▶ Goal of the exercise:
Reproduce the entries word for word, starting at the line that contains "cell-license: 000014268CNA —" and ending at the line that contains "cell-license: 200440852RN —". Include both of those lines.

▶ Records for the task:
= = = =

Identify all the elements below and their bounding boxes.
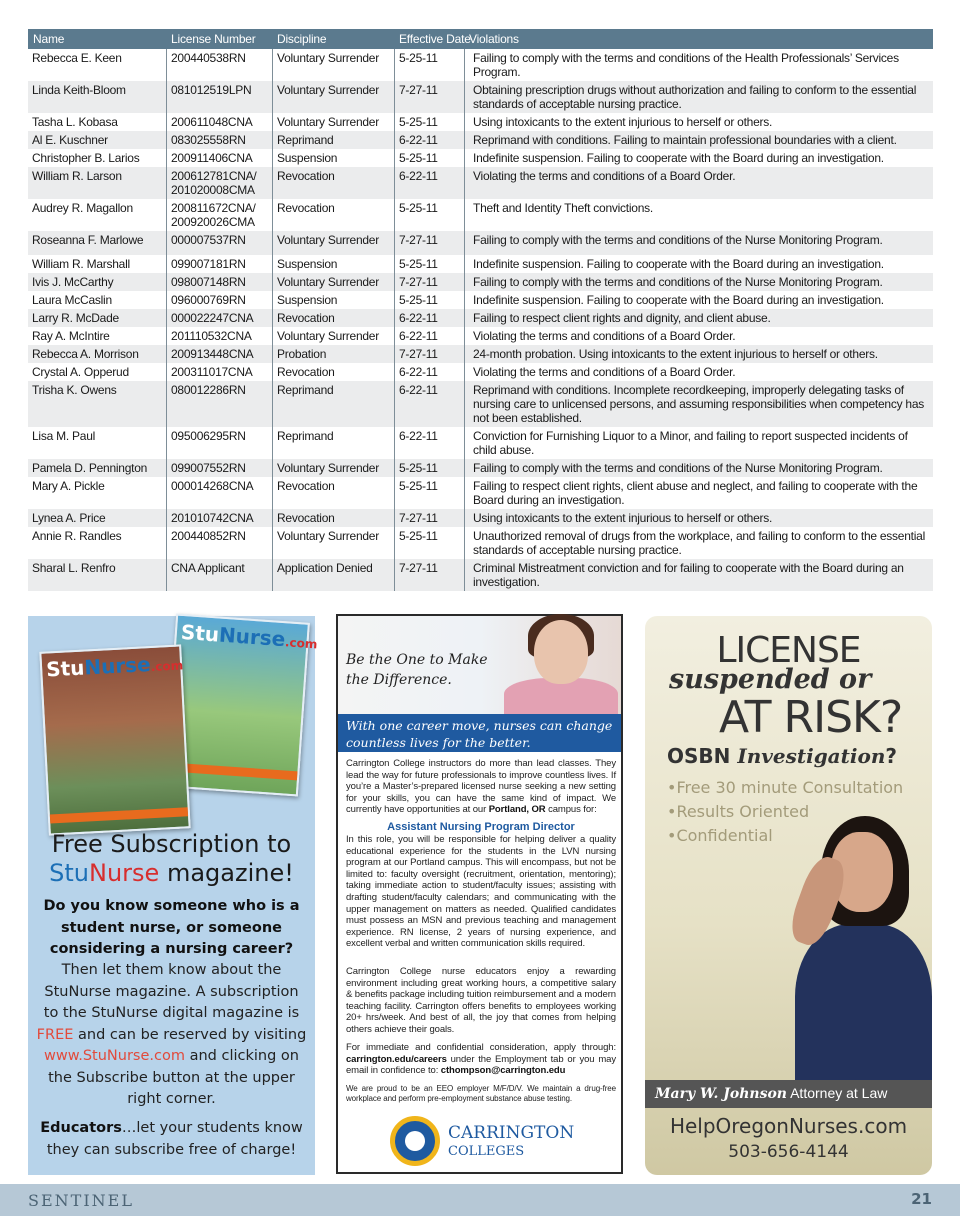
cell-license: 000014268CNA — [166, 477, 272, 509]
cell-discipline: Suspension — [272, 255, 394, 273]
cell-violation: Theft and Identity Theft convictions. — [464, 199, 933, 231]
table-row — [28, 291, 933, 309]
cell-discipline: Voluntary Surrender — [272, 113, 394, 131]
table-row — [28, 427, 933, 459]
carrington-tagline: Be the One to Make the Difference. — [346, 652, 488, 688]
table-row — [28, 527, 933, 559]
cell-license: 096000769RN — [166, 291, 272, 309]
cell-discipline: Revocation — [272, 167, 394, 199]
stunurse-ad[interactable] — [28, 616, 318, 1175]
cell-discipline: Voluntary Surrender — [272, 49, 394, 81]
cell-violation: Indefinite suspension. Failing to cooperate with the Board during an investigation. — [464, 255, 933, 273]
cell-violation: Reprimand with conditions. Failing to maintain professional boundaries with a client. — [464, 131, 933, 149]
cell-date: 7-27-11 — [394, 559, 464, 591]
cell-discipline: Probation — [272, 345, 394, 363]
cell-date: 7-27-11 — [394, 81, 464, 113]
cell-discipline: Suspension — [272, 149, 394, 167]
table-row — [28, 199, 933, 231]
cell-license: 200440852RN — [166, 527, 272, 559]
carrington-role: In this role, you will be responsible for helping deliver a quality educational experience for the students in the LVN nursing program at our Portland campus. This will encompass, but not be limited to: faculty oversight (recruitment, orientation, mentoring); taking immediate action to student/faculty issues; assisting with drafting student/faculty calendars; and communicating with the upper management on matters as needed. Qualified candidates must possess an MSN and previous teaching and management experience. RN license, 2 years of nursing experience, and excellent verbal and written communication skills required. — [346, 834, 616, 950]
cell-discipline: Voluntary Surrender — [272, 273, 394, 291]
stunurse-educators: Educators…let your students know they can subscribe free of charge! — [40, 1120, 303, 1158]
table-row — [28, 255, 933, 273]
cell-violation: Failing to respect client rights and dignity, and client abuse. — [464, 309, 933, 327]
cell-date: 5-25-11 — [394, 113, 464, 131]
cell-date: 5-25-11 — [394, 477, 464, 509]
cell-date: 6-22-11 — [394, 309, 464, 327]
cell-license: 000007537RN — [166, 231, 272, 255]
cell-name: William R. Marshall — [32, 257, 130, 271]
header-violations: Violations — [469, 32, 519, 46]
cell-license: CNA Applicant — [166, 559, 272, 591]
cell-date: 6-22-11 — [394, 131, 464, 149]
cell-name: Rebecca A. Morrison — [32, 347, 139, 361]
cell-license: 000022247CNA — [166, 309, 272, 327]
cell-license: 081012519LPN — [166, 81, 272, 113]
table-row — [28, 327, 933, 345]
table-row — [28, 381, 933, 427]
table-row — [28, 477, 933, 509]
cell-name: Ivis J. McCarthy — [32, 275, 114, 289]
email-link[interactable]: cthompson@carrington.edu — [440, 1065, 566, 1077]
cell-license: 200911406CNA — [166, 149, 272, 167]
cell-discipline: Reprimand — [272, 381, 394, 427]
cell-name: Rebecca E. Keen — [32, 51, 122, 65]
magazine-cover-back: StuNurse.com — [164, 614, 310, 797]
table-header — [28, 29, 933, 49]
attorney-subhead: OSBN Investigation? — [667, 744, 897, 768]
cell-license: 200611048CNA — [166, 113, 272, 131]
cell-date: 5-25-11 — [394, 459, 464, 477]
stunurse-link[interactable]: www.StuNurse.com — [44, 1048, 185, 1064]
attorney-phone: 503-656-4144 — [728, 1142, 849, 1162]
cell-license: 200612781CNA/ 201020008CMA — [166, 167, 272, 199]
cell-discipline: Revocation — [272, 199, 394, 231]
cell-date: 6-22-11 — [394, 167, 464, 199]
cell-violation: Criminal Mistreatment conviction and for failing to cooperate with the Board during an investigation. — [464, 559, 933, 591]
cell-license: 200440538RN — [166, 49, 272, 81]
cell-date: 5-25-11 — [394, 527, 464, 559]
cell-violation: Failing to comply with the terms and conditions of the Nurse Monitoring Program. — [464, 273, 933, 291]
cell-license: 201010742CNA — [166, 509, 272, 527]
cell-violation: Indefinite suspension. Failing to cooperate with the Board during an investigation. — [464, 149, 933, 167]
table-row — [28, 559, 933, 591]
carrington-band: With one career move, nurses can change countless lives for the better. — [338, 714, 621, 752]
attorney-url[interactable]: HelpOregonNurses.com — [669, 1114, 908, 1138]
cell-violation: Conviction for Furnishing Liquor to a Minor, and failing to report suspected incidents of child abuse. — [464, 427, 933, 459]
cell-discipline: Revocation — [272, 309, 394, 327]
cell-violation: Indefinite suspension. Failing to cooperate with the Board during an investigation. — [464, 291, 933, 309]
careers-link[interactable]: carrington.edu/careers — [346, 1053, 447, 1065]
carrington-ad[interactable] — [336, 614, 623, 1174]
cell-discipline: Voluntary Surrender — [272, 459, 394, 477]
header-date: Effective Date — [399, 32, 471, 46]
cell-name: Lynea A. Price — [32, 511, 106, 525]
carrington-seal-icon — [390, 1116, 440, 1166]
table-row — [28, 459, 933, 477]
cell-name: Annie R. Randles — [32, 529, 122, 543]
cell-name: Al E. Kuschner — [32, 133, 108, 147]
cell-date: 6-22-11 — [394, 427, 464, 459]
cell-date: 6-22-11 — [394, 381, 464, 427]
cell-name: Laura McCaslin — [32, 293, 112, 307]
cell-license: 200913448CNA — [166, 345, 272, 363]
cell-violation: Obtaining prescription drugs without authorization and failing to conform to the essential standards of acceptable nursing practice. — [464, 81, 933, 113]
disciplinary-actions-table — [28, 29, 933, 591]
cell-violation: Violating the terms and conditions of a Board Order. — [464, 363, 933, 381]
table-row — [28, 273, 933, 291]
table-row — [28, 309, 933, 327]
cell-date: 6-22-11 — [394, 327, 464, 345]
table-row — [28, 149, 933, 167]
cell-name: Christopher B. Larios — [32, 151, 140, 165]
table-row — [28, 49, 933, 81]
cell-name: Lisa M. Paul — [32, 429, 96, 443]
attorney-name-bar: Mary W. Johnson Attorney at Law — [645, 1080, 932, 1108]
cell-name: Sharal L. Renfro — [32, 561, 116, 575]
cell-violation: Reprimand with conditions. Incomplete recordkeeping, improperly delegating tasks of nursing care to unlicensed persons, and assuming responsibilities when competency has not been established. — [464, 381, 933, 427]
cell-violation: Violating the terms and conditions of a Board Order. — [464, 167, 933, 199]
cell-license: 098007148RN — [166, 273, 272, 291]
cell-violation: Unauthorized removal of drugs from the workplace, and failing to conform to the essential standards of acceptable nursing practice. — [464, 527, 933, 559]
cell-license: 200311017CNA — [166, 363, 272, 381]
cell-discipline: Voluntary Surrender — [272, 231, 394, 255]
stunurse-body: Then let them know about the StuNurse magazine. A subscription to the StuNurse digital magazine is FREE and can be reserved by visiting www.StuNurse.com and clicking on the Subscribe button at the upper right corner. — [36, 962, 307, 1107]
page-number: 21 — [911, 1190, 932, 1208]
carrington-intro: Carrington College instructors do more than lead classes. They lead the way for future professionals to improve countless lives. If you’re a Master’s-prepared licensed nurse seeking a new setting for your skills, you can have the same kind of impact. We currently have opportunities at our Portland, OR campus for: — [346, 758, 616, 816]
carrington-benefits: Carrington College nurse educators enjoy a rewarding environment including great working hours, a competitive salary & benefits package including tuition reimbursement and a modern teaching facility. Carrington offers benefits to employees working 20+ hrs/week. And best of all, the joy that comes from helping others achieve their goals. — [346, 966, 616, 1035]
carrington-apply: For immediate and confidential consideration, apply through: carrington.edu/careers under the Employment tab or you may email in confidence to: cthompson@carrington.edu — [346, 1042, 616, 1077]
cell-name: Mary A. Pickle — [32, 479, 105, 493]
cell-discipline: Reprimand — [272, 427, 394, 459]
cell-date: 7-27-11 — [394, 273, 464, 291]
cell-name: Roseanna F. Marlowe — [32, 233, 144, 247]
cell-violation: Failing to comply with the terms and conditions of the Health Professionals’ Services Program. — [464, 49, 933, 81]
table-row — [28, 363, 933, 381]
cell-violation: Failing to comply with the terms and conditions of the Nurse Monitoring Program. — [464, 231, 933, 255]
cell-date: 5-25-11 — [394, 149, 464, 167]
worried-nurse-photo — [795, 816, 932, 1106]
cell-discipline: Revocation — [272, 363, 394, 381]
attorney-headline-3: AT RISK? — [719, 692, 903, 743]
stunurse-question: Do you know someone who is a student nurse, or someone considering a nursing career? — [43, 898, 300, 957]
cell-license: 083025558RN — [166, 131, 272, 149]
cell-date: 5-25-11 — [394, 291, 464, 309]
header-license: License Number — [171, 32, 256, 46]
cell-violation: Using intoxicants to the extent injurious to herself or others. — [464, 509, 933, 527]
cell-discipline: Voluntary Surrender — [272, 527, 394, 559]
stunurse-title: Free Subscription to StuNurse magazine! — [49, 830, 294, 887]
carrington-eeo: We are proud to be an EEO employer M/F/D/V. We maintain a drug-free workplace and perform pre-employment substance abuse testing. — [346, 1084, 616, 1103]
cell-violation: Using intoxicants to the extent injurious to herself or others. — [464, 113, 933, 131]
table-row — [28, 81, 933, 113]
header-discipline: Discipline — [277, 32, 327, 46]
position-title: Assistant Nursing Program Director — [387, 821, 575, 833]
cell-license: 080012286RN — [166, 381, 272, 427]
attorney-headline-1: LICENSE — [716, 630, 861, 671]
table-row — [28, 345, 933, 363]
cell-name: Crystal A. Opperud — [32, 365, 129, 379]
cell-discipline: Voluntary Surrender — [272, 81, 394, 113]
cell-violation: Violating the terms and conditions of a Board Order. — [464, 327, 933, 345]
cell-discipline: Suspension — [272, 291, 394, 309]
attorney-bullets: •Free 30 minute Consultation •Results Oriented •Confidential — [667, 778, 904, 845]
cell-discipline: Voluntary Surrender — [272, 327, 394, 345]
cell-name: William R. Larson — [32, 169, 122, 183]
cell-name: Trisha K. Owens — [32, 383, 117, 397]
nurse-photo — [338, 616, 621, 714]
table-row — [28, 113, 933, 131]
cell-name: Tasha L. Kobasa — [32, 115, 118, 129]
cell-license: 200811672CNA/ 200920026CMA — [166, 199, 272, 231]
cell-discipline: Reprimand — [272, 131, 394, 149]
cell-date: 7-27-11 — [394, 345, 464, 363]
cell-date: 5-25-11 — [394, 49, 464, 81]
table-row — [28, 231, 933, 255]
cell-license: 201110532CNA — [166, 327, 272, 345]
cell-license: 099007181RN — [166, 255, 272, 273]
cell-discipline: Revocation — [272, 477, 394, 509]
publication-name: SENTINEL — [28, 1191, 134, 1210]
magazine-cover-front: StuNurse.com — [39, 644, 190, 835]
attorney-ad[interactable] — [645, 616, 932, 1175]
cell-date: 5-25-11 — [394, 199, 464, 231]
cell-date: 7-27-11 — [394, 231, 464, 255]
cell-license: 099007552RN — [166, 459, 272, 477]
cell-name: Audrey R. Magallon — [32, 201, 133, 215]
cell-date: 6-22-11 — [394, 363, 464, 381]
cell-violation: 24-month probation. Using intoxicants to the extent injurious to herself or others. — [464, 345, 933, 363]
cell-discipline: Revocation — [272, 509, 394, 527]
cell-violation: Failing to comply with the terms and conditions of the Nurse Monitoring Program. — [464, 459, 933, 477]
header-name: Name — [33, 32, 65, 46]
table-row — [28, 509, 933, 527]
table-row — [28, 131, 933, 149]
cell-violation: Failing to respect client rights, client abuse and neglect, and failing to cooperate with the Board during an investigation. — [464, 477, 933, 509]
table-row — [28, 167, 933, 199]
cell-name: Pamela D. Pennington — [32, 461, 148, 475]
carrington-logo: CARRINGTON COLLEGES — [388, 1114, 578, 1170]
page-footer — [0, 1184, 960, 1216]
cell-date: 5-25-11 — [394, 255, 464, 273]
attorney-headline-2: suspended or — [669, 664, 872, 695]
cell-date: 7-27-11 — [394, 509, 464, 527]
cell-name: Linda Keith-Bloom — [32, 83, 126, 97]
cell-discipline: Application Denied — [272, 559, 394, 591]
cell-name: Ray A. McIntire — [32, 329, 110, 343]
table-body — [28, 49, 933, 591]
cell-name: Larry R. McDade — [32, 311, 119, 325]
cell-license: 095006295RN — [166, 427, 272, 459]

= = = =

▶ In response:
cell-license: 000014268CNA — [166, 477, 272, 509]
cell-discipline: Suspension — [272, 255, 394, 273]
cell-violation: Theft and Identity Theft convictions. — [464, 199, 933, 231]
table-row — [28, 291, 933, 309]
cell-discipline: Voluntary Surrender — [272, 113, 394, 131]
table-row — [28, 427, 933, 459]
carrington-tagline: Be the One to Make the Difference. — [346, 652, 488, 688]
table-row — [28, 527, 933, 559]
cell-license: 096000769RN — [166, 291, 272, 309]
cell-discipline: Revocation — [272, 167, 394, 199]
stunurse-ad[interactable] — [28, 616, 318, 1175]
cell-discipline: Voluntary Surrender — [272, 49, 394, 81]
cell-violation: Indefinite suspension. Failing to cooperate with the Board during an investigation. — [464, 255, 933, 273]
cell-violation: Reprimand with conditions. Failing to maintain professional boundaries with a client. — [464, 131, 933, 149]
cell-date: 7-27-11 — [394, 559, 464, 591]
cell-discipline: Probation — [272, 345, 394, 363]
cell-date: 7-27-11 — [394, 81, 464, 113]
cell-discipline: Suspension — [272, 149, 394, 167]
table-row — [28, 199, 933, 231]
cell-license: 200440852RN — [166, 527, 272, 559]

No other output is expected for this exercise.